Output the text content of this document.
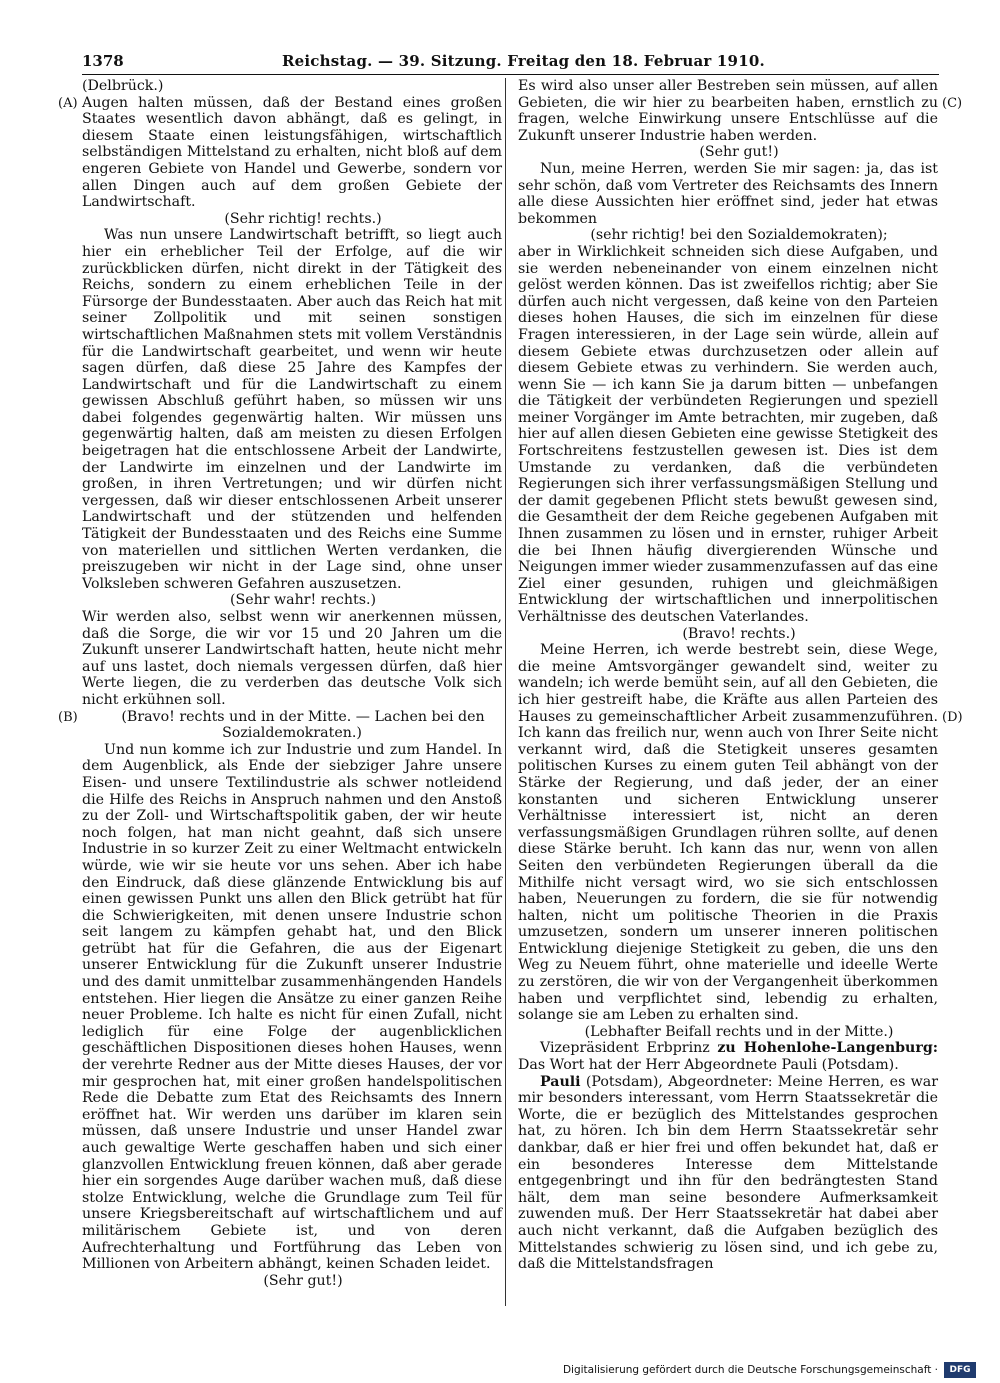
1378	Reichstag. — 39. Sitzung. Freitag den 18. Februar 1910.
(A)
(B)
(C)
(D)

(Delbrück.)

Augen halten müssen, daß der Bestand eines großen Staates wesentlich davon abhängt, daß es gelingt, in diesem Staate einen leistungsfähigen, wirtschaftlich selbständigen Mittelstand zu erhalten, nicht bloß auf dem engeren Gebiete von Handel und Gewerbe, sondern vor allen Dingen auch auf dem großen Gebiete der Landwirtschaft.

(Sehr richtig! rechts.)

Was nun unsere Landwirtschaft betrifft, so liegt auch hier ein erheblicher Teil der Erfolge, auf die wir zurückblicken dürfen, nicht direkt in der Tätigkeit des Reichs, sondern zu einem erheblichen Teile in der Fürsorge der Bundesstaaten. Aber auch das Reich hat mit seiner Zollpolitik und mit seinen sonstigen wirtschaftlichen Maßnahmen stets mit vollem Verständnis für die Landwirtschaft gearbeitet, und wenn wir heute sagen dürfen, daß diese 25 Jahre des Kampfes der Landwirtschaft und für die Landwirtschaft zu einem gewissen Abschluß geführt haben, so müssen wir uns dabei folgendes gegenwärtig halten. Wir müssen uns gegenwärtig halten, daß am meisten zu diesen Erfolgen beigetragen hat die entschlossene Arbeit der Landwirte, der Landwirte im einzelnen und der Landwirte im großen, in ihren Vertretungen; und wir dürfen nicht vergessen, daß wir dieser entschlossenen Arbeit unserer Landwirtschaft und der stützenden und helfenden Tätigkeit der Bundesstaaten und des Reichs eine Summe von materiellen und sittlichen Werten verdanken, die preiszugeben wir nicht in der Lage sind, ohne unser Volksleben schweren Gefahren auszusetzen.

(Sehr wahr! rechts.)

Wir werden also, selbst wenn wir anerkennen müssen, daß die Sorge, die wir vor 15 und 20 Jahren um die Zukunft unserer Landwirtschaft hatten, heute nicht mehr auf uns lastet, doch niemals vergessen dürfen, daß hier Werte liegen, die zu verderben das deutsche Volk sich nicht erkühnen soll.

(Bravo! rechts und in der Mitte. — Lachen bei den Sozialdemokraten.)

Und nun komme ich zur Industrie und zum Handel. In dem Augenblick, als Ende der siebziger Jahre unsere Eisen- und unsere Textilindustrie als schwer notleidend die Hilfe des Reichs in Anspruch nahmen und den Anstoß zu der Zoll- und Wirtschaftspolitik gaben, der wir heute noch folgen, hat man nicht geahnt, daß sich unsere Industrie in so kurzer Zeit zu einer Weltmacht entwickeln würde, wie wir sie heute vor uns sehen. Aber ich habe den Eindruck, daß diese glänzende Entwicklung bis auf einen gewissen Punkt uns allen den Blick getrübt hat für die Schwierigkeiten, mit denen unsere Industrie schon seit langem zu kämpfen gehabt hat, und den Blick getrübt hat für die Gefahren, die aus der Eigenart unserer Entwicklung für die Zukunft unserer Industrie und des damit unmittelbar zusammenhängenden Handels entstehen. Hier liegen die Ansätze zu einer ganzen Reihe neuer Probleme. Ich halte es nicht für einen Zufall, nicht lediglich für eine Folge der augenblicklichen geschäftlichen Dispositionen dieses hohen Hauses, wenn der verehrte Redner aus der Mitte dieses Hauses, der vor mir gesprochen hat, mit einer großen handelspolitischen Rede die Debatte zum Etat des Reichsamts des Innern eröffnet hat. Wir werden uns darüber im klaren sein müssen, daß unsere Industrie und unser Handel zwar auch gewaltige Werte geschaffen haben und sich einer glanzvollen Entwicklung freuen können, daß aber gerade hier ein sorgendes Auge darüber wachen muß, daß diese stolze Entwicklung, welche die Grundlage zum Teil für unsere Kriegsbereitschaft auf wirtschaftlichem und auf militärischem Gebiete ist, und von deren Aufrechterhaltung und Fortführung das Leben von Millionen von Arbeitern abhängt, keinen Schaden leidet.

(Sehr gut!)

Es wird also unser aller Bestreben sein müssen, auf allen Gebieten, die wir hier zu bearbeiten haben, ernstlich zu fragen, welche Einwirkung unsere Entschlüsse auf die Zukunft unserer Industrie haben werden.

(Sehr gut!)

Nun, meine Herren, werden Sie mir sagen: ja, das ist sehr schön, daß vom Vertreter des Reichsamts des Innern alle diese Aussichten hier eröffnet sind, jeder hat etwas bekommen

(sehr richtig! bei den Sozialdemokraten);

aber in Wirklichkeit schneiden sich diese Aufgaben, und sie werden nebeneinander von einem einzelnen nicht gelöst werden können. Das ist zweifellos richtig; aber Sie dürfen auch nicht vergessen, daß keine von den Parteien dieses hohen Hauses, die sich im einzelnen für diese Fragen interessieren, in der Lage sein würde, allein auf diesem Gebiete etwas durchzusetzen oder allein auf diesem Gebiete etwas zu verhindern. Sie werden auch, wenn Sie — ich kann Sie ja darum bitten — unbefangen die Tätigkeit der verbündeten Regierungen und speziell meiner Vorgänger im Amte betrachten, mir zugeben, daß hier auf allen diesen Gebieten eine gewisse Stetigkeit des Fortschreitens festzustellen gewesen ist. Dies ist dem Umstande zu verdanken, daß die verbündeten Regierungen sich ihrer verfassungsmäßigen Stellung und der damit gegebenen Pflicht stets bewußt gewesen sind, die Gesamtheit der dem Reiche gegebenen Aufgaben mit Ihnen zusammen zu lösen und in ernster, ruhiger Arbeit die bei Ihnen häufig divergierenden Wünsche und Neigungen immer wieder zusammenzufassen auf das eine Ziel einer gesunden, ruhigen und gleichmäßigen Entwicklung der wirtschaftlichen und innerpolitischen Verhältnisse des deutschen Vaterlandes.

(Bravo! rechts.)

Meine Herren, ich werde bestrebt sein, diese Wege, die meine Amtsvorgänger gewandelt sind, weiter zu wandeln; ich werde bemüht sein, auf all den Gebieten, die ich hier gestreift habe, die Kräfte aus allen Parteien des Hauses zu gemeinschaftlicher Arbeit zusammenzuführen. Ich kann das freilich nur, wenn auch von Ihrer Seite nicht verkannt wird, daß die Stetigkeit unseres gesamten politischen Kurses zu einem guten Teil abhängt von der Stärke der Regierung, und daß jeder, der an einer konstanten und sicheren Entwicklung unserer Verhältnisse interessiert ist, nicht an deren verfassungsmäßigen Grundlagen rühren sollte, auf denen diese Stärke beruht. Ich kann das nur, wenn von allen Seiten den verbündeten Regierungen überall da die Mithilfe nicht versagt wird, wo sie sich entschlossen haben, Neuerungen zu fordern, die sie für notwendig halten, nicht um politische Theorien in die Praxis umzusetzen, sondern um unserer inneren politischen Entwicklung diejenige Stetigkeit zu geben, die uns den Weg zu Neuem führt, ohne materielle und ideelle Werte zu zerstören, die wir von der Vergangenheit überkommen haben und verpflichtet sind, lebendig zu erhalten, solange sie am Leben zu erhalten sind.

(Lebhafter Beifall rechts und in der Mitte.)

Vizepräsident Erbprinz zu Hohenlohe-Langenburg: Das Wort hat der Herr Abgeordnete Pauli (Potsdam).

Pauli (Potsdam), Abgeordneter: Meine Herren, es war mir besonders interessant, vom Herrn Staatssekretär die Worte, die er bezüglich des Mittelstandes gesprochen hat, zu hören. Ich bin dem Herrn Staatssekretär sehr dankbar, daß er hier frei und offen bekundet hat, daß er ein besonderes Interesse dem Mittelstande entgegenbringt und ihn für den bedrängtesten Stand hält, dem man seine besondere Aufmerksamkeit zuwenden muß. Der Herr Staatssekretär hat dabei aber auch nicht verkannt, daß die Aufgaben bezüglich des Mittelstandes schwierig zu lösen sind, und ich gebe zu, daß die Mittelstandsfragen

Digitalisierung gefördert durch die Deutsche Forschungsgemeinschaft ·	DFG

☆ ☆ ☆ ☆

Nothing in the entries above should change when they are printed again, except that the pictures are dropped.

Output the text content of this document.
1378	Reichstag. — 39. Sitzung. Freitag den 18. Februar 1910.
(A)
(B)
(C)
(D)

(Delbrück.)

Augen halten müssen, daß der Bestand eines großen Staates wesentlich davon abhängt, daß es gelingt, in diesem Staate einen leistungsfähigen, wirtschaftlich selbständigen Mittelstand zu erhalten, nicht bloß auf dem engeren Gebiete von Handel und Gewerbe, sondern vor allen Dingen auch auf dem großen Gebiete der Landwirtschaft.

(Sehr richtig! rechts.)

Was nun unsere Landwirtschaft betrifft, so liegt auch hier ein erheblicher Teil der Erfolge, auf die wir zurückblicken dürfen, nicht direkt in der Tätigkeit des Reichs, sondern zu einem erheblichen Teile in der Fürsorge der Bundesstaaten. Aber auch das Reich hat mit seiner Zollpolitik und mit seinen sonstigen wirtschaftlichen Maßnahmen stets mit vollem Verständnis für die Landwirtschaft gearbeitet, und wenn wir heute sagen dürfen, daß diese 25 Jahre des Kampfes der Landwirtschaft und für die Landwirtschaft zu einem gewissen Abschluß geführt haben, so müssen wir uns dabei folgendes gegenwärtig halten. Wir müssen uns gegenwärtig halten, daß am meisten zu diesen Erfolgen beigetragen hat die entschlossene Arbeit der Landwirte, der Landwirte im einzelnen und der Landwirte im großen, in ihren Vertretungen; und wir dürfen nicht vergessen, daß wir dieser entschlossenen Arbeit unserer Landwirtschaft und der stützenden und helfenden Tätigkeit der Bundesstaaten und des Reichs eine Summe von materiellen und sittlichen Werten verdanken, die preiszugeben wir nicht in der Lage sind, ohne unser Volksleben schweren Gefahren auszusetzen.

(Sehr wahr! rechts.)

Wir werden also, selbst wenn wir anerkennen müssen, daß die Sorge, die wir vor 15 und 20 Jahren um die Zukunft unserer Landwirtschaft hatten, heute nicht mehr auf uns lastet, doch niemals vergessen dürfen, daß hier Werte liegen, die zu verderben das deutsche Volk sich nicht erkühnen soll.

(Bravo! rechts und in der Mitte. — Lachen bei den Sozialdemokraten.)

Und nun komme ich zur Industrie und zum Handel. In dem Augenblick, als Ende der siebziger Jahre unsere Eisen- und unsere Textilindustrie als schwer notleidend die Hilfe des Reichs in Anspruch nahmen und den Anstoß zu der Zoll- und Wirtschaftspolitik gaben, der wir heute noch folgen, hat man nicht geahnt, daß sich unsere Industrie in so kurzer Zeit zu einer Weltmacht entwickeln würde, wie wir sie heute vor uns sehen. Aber ich habe den Eindruck, daß diese glänzende Entwicklung bis auf einen gewissen Punkt uns allen den Blick getrübt hat für die Schwierigkeiten, mit denen unsere Industrie schon seit langem zu kämpfen gehabt hat, und den Blick getrübt hat für die Gefahren, die aus der Eigenart unserer Entwicklung für die Zukunft unserer Industrie und des damit unmittelbar zusammenhängenden Handels entstehen. Hier liegen die Ansätze zu einer ganzen Reihe neuer Probleme. Ich halte es nicht für einen Zufall, nicht lediglich für eine Folge der augenblicklichen geschäftlichen Dispositionen dieses hohen Hauses, wenn der verehrte Redner aus der Mitte dieses Hauses, der vor mir gesprochen hat, mit einer großen handelspolitischen Rede die Debatte zum Etat des Reichsamts des Innern eröffnet hat. Wir werden uns darüber im klaren sein müssen, daß unsere Industrie und unser Handel zwar auch gewaltige Werte geschaffen haben und sich einer glanzvollen Entwicklung freuen können, daß aber gerade hier ein sorgendes Auge darüber wachen muß, daß diese stolze Entwicklung, welche die Grundlage zum Teil für unsere Kriegsbereitschaft auf wirtschaftlichem und auf militärischem Gebiete ist, und von deren Aufrechterhaltung und Fortführung das Leben von Millionen von Arbeitern abhängt, keinen Schaden leidet.

(Sehr gut!)

Es wird also unser aller Bestreben sein müssen, auf allen Gebieten, die wir hier zu bearbeiten haben, ernstlich zu fragen, welche Einwirkung unsere Entschlüsse auf die Zukunft unserer Industrie haben werden.

(Sehr gut!)

Nun, meine Herren, werden Sie mir sagen: ja, das ist sehr schön, daß vom Vertreter des Reichsamts des Innern alle diese Aussichten hier eröffnet sind, jeder hat etwas bekommen

(sehr richtig! bei den Sozialdemokraten);

aber in Wirklichkeit schneiden sich diese Aufgaben, und sie werden nebeneinander von einem einzelnen nicht gelöst werden können. Das ist zweifellos richtig; aber Sie dürfen auch nicht vergessen, daß keine von den Parteien dieses hohen Hauses, die sich im einzelnen für diese Fragen interessieren, in der Lage sein würde, allein auf diesem Gebiete etwas durchzusetzen oder allein auf diesem Gebiete etwas zu verhindern. Sie werden auch, wenn Sie — ich kann Sie ja darum bitten — unbefangen die Tätigkeit der verbündeten Regierungen und speziell meiner Vorgänger im Amte betrachten, mir zugeben, daß hier auf allen diesen Gebieten eine gewisse Stetigkeit des Fortschreitens festzustellen gewesen ist. Dies ist dem Umstande zu verdanken, daß die verbündeten Regierungen sich ihrer verfassungsmäßigen Stellung und der damit gegebenen Pflicht stets bewußt gewesen sind, die Gesamtheit der dem Reiche gegebenen Aufgaben mit Ihnen zusammen zu lösen und in ernster, ruhiger Arbeit die bei Ihnen häufig divergierenden Wünsche und Neigungen immer wieder zusammenzufassen auf das eine Ziel einer gesunden, ruhigen und gleichmäßigen Entwicklung der wirtschaftlichen und innerpolitischen Verhältnisse des deutschen Vaterlandes.

(Bravo! rechts.)

Meine Herren, ich werde bestrebt sein, diese Wege, die meine Amtsvorgänger gewandelt sind, weiter zu wandeln; ich werde bemüht sein, auf all den Gebieten, die ich hier gestreift habe, die Kräfte aus allen Parteien des Hauses zu gemeinschaftlicher Arbeit zusammenzuführen. Ich kann das freilich nur, wenn auch von Ihrer Seite nicht verkannt wird, daß die Stetigkeit unseres gesamten politischen Kurses zu einem guten Teil abhängt von der Stärke der Regierung, und daß jeder, der an einer konstanten und sicheren Entwicklung unserer Verhältnisse interessiert ist, nicht an deren verfassungsmäßigen Grundlagen rühren sollte, auf denen diese Stärke beruht. Ich kann das nur, wenn von allen Seiten den verbündeten Regierungen überall da die Mithilfe nicht versagt wird, wo sie sich entschlossen haben, Neuerungen zu fordern, die sie für notwendig halten, nicht um politische Theorien in die Praxis umzusetzen, sondern um unserer inneren politischen Entwicklung diejenige Stetigkeit zu geben, die uns den Weg zu Neuem führt, ohne materielle und ideelle Werte zu zerstören, die wir von der Vergangenheit überkommen haben und verpflichtet sind, lebendig zu erhalten, solange sie am Leben zu erhalten sind.

(Lebhafter Beifall rechts und in der Mitte.)

Vizepräsident Erbprinz zu Hohenlohe-Langenburg: Das Wort hat der Herr Abgeordnete Pauli (Potsdam).

Pauli (Potsdam), Abgeordneter: Meine Herren, es war mir besonders interessant, vom Herrn Staatssekretär die Worte, die er bezüglich des Mittelstandes gesprochen hat, zu hören. Ich bin dem Herrn Staatssekretär sehr dankbar, daß er hier frei und offen bekundet hat, daß er ein besonderes Interesse dem Mittelstande entgegenbringt und ihn für den bedrängtesten Stand hält, dem man seine besondere Aufmerksamkeit zuwenden muß. Der Herr Staatssekretär hat dabei aber auch nicht verkannt, daß die Aufgaben bezüglich des Mittelstandes schwierig zu lösen sind, und ich gebe zu, daß die Mittelstandsfragen

Digitalisierung gefördert durch die Deutsche Forschungsgemeinschaft ·	DFG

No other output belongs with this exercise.